Формулировка задания ->
Продолжите приведённый ниже текст о революциях и переменах в международных отношениях Европы XIX века, начав сразу после его последнего предложения.

Таким образом, на протяжении 50 лет шла революция в международных отношениях, и она обещала большие последствия для мировой, а также европейской истории. Германия пришла на смену Франции в качестве главной сухопутной державы в Европе точно так же, как Франция пришла на смену Испании в XVII веке. Этому факту предстояло омрачать международные отношения в Европе до тех пор, пока их определяли силы, происходившие изнутри этого континента. Он совсем слабо определялся революционными мерами политики в узком и строгом смысле этого слова. Вменяемые революционеры XIX века не смогли достичь чего-то сопоставимого со свершениями Кавура, Бисмарка и половиной заслуг самого Наполеона III. Все это очень странно, учитывая надежды, возлагавшиеся на революции в этот период истории, и страхи, их сопровождавшие. Революции принесли совсем незначительные достижения на периферии Европы и даже вызвали признаки всестороннего ослабления. Вплоть до 1848 года случилась масса революций, не говоря уже о всевозможных заговорах, появлении тайных организаций и прокламаций, не оправдавших своего названия. После 1848 года все эти явления стали большой редкостью. Время очередной польской революции пришло в 1863 году, но она осталась единственным заметным событием своего рода на землях великих держав до 1871 года.

Перечни элементов макета в рамках ->
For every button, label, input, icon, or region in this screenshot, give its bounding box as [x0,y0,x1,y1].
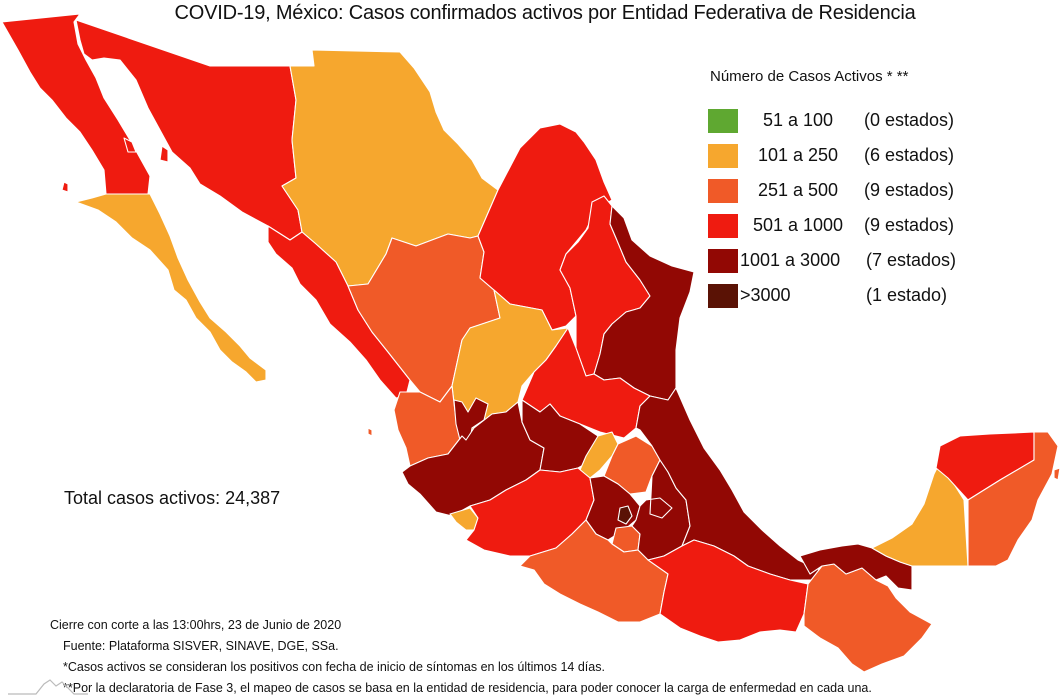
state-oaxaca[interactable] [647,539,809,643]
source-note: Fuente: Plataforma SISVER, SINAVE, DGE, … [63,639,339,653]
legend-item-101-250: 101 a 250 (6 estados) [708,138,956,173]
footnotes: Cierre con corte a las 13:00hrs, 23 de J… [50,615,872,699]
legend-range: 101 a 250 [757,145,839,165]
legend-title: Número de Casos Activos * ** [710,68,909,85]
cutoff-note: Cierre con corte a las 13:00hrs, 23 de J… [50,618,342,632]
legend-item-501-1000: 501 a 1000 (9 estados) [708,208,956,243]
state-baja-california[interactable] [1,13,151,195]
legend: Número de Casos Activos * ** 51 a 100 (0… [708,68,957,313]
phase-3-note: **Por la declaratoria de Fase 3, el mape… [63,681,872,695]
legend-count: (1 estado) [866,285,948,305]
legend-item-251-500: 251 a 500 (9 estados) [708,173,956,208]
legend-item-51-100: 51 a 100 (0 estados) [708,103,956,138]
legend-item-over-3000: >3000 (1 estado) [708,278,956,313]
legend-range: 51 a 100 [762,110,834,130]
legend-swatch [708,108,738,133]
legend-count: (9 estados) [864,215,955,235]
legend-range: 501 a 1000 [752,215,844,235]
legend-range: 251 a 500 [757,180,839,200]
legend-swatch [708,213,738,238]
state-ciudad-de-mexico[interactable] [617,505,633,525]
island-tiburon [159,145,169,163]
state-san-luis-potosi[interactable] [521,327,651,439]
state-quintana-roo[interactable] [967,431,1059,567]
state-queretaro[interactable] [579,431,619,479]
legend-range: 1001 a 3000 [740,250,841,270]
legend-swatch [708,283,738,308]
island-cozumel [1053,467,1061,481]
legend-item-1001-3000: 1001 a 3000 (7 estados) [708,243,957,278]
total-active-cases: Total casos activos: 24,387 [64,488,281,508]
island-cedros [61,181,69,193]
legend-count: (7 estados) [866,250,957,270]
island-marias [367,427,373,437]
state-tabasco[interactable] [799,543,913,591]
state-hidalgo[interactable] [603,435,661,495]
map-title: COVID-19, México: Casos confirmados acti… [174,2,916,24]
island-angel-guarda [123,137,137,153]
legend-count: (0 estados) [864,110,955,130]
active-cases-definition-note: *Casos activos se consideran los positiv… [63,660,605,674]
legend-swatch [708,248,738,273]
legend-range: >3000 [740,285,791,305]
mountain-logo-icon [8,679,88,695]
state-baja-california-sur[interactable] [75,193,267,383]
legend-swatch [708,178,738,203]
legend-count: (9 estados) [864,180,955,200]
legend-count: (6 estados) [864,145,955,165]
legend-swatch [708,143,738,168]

--

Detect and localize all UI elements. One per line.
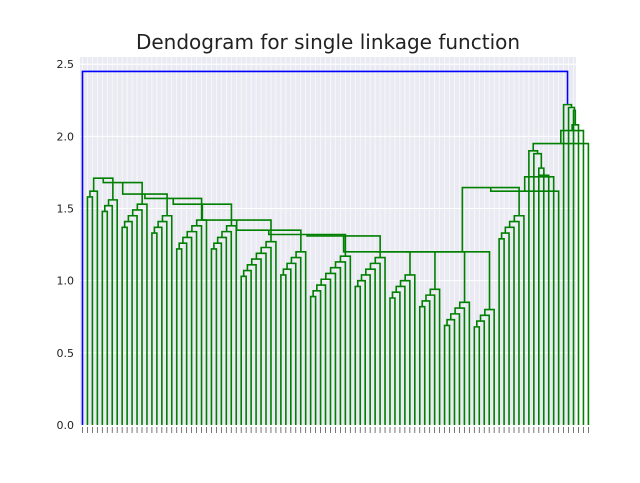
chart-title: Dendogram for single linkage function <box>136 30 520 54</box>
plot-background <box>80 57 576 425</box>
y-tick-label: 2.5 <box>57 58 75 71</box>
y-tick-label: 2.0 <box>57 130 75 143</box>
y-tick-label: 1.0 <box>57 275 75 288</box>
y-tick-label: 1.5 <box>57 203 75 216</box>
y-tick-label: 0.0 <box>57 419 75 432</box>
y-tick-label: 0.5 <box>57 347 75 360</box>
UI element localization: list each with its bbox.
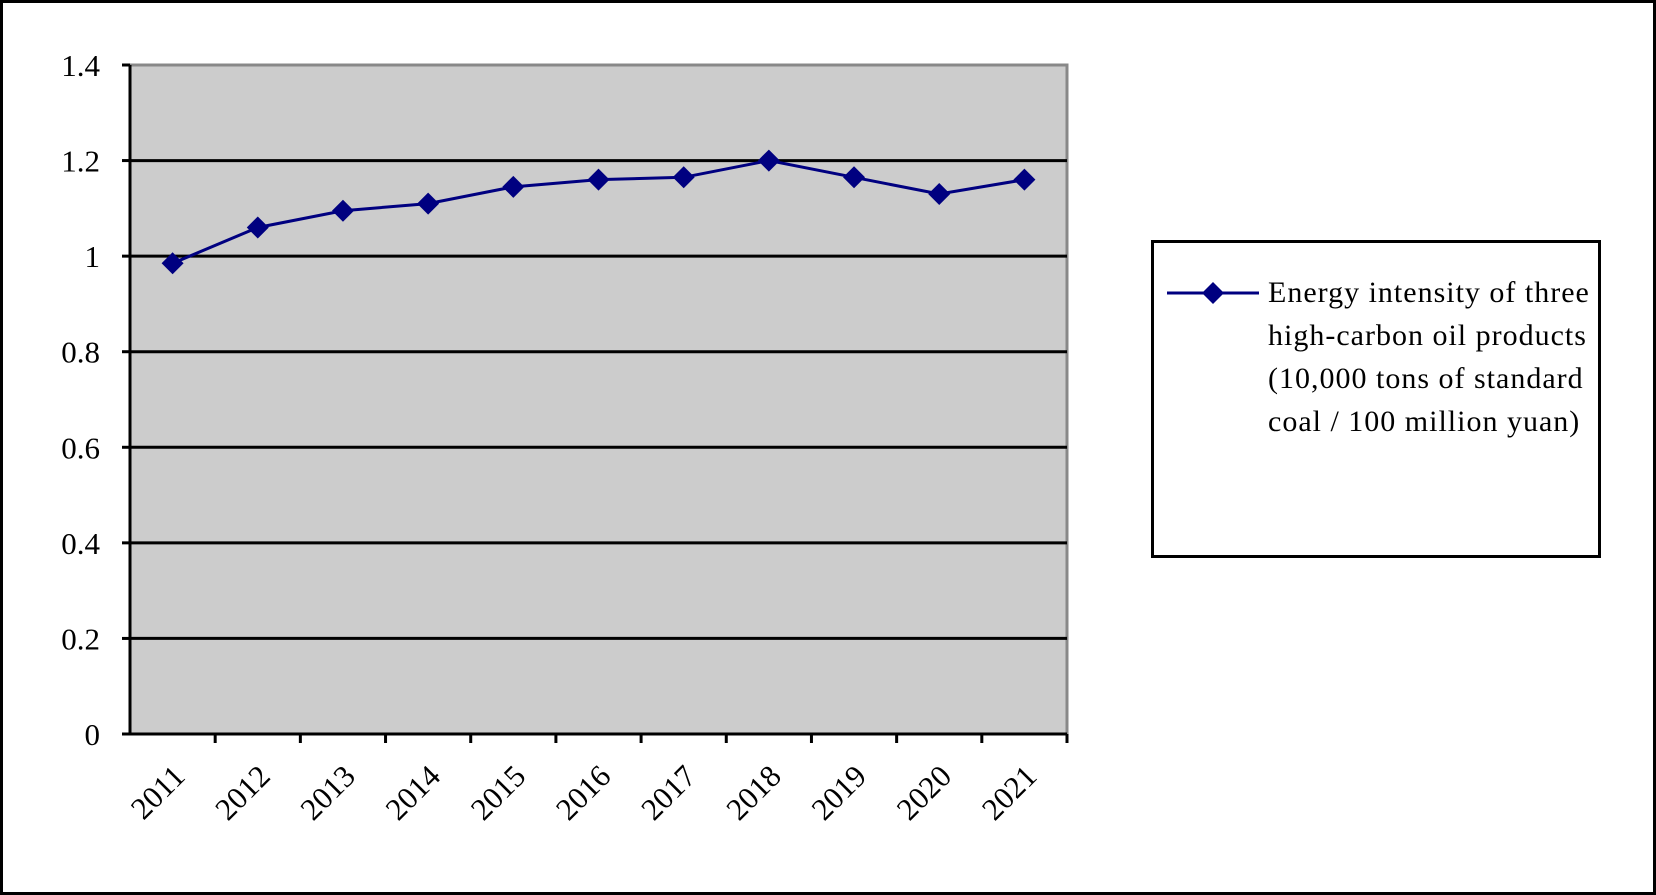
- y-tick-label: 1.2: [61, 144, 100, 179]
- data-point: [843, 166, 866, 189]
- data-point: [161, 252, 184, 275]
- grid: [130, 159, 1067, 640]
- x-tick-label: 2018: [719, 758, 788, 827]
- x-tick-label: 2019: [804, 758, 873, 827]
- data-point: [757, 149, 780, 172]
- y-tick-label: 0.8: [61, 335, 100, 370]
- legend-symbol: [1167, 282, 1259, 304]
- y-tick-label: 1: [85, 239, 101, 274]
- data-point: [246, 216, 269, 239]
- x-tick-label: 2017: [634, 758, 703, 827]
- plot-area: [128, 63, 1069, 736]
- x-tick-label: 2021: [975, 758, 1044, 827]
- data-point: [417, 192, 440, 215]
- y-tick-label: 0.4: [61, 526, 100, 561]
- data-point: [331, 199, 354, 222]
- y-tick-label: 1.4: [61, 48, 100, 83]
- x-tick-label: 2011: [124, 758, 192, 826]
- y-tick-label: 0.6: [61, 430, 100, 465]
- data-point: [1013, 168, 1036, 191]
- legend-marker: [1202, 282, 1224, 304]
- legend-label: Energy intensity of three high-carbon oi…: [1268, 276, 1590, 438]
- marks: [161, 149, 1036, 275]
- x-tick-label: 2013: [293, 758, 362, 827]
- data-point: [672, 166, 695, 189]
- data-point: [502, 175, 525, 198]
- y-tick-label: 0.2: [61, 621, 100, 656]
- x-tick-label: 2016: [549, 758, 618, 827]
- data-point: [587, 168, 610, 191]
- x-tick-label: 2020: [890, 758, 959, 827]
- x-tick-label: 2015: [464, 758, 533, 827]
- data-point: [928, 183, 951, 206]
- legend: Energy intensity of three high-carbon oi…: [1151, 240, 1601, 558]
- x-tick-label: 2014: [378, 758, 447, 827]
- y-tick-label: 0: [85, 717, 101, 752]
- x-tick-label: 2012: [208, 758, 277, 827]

* * *

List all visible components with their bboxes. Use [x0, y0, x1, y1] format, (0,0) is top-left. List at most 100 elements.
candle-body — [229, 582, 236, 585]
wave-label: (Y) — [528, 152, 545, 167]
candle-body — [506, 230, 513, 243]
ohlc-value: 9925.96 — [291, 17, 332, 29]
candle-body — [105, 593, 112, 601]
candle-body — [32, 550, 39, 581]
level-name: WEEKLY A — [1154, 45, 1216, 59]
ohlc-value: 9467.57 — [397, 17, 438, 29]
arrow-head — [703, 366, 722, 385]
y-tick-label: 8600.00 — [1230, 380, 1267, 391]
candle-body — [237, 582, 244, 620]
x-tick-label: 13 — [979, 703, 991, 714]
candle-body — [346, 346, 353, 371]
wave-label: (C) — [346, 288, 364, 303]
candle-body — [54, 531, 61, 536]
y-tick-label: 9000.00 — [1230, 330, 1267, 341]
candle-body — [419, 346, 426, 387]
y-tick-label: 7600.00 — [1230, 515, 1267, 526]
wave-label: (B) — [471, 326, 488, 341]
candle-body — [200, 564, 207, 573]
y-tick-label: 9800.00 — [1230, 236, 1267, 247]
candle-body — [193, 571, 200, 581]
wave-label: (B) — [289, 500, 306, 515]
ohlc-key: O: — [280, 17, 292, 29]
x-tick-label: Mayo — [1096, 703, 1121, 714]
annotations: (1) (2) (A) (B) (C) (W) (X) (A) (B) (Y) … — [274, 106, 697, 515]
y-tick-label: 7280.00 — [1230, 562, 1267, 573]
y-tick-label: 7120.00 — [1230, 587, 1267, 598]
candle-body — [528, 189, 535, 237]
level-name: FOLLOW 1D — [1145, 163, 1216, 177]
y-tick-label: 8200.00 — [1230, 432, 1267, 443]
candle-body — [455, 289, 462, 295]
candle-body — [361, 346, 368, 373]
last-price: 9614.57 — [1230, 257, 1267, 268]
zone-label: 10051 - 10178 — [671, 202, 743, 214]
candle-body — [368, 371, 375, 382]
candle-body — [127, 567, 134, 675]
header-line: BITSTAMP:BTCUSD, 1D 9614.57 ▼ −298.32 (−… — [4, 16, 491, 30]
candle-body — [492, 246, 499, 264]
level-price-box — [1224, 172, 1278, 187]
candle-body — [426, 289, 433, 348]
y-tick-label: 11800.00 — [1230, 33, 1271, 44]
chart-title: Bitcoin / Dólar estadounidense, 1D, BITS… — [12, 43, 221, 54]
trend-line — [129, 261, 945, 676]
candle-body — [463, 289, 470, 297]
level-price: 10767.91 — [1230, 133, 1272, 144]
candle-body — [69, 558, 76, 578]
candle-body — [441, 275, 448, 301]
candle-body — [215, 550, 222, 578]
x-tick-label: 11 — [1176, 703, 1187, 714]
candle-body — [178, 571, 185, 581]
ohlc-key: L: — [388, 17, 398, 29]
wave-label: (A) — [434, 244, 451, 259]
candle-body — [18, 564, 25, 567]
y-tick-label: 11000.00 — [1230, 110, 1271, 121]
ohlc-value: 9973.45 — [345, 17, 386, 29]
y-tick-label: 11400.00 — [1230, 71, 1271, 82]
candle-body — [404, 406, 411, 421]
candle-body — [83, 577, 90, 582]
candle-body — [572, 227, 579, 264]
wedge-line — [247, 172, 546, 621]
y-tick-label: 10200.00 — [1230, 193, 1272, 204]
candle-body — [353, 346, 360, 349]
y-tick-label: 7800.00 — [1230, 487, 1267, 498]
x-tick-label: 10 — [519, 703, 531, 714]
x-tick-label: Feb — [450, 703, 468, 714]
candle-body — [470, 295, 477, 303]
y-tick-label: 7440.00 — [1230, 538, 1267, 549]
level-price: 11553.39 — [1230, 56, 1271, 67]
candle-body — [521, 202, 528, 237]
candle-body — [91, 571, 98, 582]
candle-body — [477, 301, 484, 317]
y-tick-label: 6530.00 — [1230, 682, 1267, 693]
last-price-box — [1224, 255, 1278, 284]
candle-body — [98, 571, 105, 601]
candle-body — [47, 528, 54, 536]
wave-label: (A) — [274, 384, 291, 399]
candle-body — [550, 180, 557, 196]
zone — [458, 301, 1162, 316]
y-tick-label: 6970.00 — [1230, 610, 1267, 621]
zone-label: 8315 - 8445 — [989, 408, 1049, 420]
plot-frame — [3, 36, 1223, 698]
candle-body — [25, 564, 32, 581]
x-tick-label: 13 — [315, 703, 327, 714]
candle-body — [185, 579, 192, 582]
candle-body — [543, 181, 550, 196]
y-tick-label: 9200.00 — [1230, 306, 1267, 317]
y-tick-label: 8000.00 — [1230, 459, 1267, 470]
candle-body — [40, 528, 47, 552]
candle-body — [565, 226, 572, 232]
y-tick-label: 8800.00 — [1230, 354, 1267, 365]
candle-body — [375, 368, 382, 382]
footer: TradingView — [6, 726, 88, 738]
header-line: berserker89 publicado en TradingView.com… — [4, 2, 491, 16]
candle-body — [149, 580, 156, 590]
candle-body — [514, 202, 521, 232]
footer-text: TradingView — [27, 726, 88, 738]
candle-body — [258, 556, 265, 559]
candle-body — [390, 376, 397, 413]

Ответ ->
Убывание революционного порыва к тому времени выглядит делом вполне объяснимым. Революционеры явно не смогли много добиться за пределами Франции, зато они принесли большое разочарование и диктатуру. Некоторых своих целей революционеры достигали иными способами. Кавур и его последователи в конце концов создали единую Италию к большому огорчению Мадзини, так как этого не мог одобрить ни один революционер, и Бисмарк исполнил то, на что надеялись многие немецкие либералы 1848 года, превратив свою Германию в бесспорно великую державу. Остальные цели достигались через экономический прогресс; при всех ужасах нищеты, предусмотренной этим прогрессом, Европа XIX века богатела и отдавала своим народам все большую долю собственного богатства. Здесь свою позитивную роль сыграли весьма скоротечные факторы. За 1848 годом последовало открытие великих золотых приисков Калифорнии, откуда выплеснулся поток слитков для стимулирования мировой экономики в 1850-х и 1860-х годах; в те десятилетия укрепилась уверенность в завтрашнем дне, а безработица резко сократилась, что положительно отразилось на укреплении общественного спокойствия.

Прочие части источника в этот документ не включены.